* BEGIN *
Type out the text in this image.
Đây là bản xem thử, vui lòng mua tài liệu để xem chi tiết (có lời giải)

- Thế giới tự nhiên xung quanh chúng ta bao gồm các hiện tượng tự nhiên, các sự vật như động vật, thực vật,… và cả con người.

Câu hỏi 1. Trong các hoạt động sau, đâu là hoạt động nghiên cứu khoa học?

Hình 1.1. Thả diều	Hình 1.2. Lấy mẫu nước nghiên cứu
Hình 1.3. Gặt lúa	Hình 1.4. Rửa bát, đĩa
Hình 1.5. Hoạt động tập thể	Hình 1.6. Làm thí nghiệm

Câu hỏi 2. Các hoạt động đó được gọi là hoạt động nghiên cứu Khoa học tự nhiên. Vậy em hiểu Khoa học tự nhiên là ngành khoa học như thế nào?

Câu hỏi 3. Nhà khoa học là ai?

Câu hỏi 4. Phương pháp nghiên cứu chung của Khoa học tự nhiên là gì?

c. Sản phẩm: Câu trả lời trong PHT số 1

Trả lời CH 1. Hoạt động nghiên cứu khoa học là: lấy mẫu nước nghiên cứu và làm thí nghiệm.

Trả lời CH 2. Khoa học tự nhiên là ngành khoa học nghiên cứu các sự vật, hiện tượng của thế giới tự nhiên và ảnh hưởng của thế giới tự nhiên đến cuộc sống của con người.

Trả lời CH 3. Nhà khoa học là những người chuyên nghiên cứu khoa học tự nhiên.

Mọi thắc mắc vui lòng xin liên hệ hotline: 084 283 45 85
* END *
* BEGIN *
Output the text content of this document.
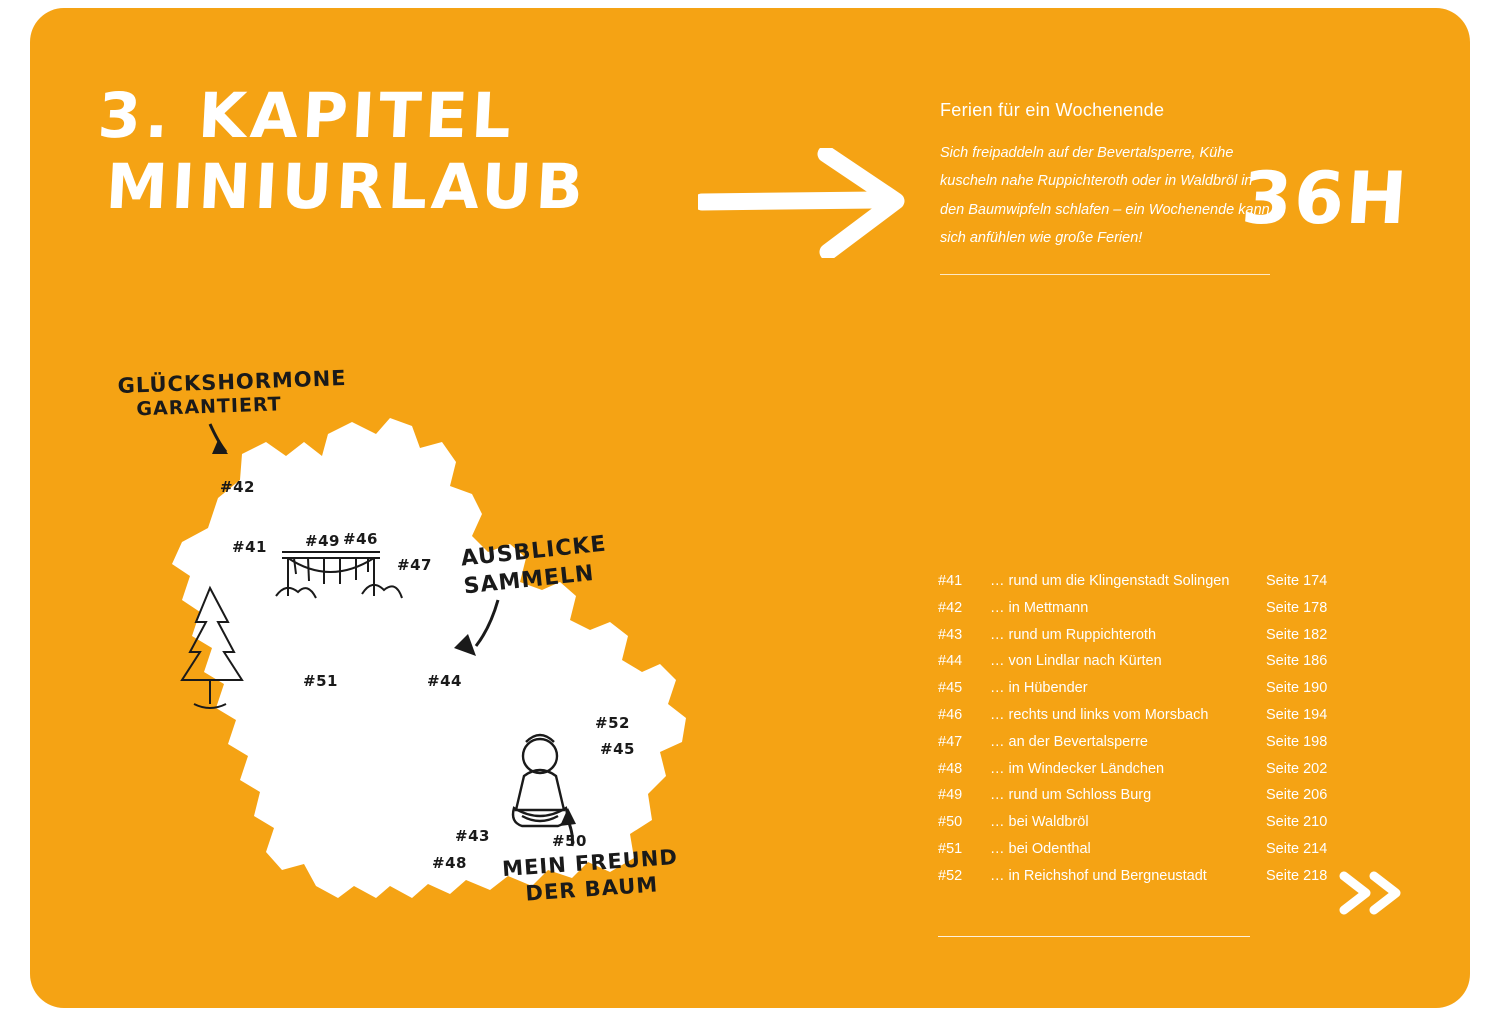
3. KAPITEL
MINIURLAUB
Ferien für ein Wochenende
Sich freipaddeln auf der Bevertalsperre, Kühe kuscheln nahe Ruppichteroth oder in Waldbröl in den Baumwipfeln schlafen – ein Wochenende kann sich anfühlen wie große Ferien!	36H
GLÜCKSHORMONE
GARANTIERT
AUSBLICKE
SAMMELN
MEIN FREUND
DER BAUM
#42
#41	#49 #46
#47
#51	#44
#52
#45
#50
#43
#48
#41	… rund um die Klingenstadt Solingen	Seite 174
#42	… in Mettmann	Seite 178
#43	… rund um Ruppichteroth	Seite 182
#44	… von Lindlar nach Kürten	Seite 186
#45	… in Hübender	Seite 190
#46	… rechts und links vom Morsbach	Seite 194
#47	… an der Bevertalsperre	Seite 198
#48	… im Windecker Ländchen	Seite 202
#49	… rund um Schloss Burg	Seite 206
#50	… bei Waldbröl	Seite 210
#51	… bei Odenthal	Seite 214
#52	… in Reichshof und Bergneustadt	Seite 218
* END *
# Task
Give only the count of lines in which the string "người" appears.

# Response for this exercise
3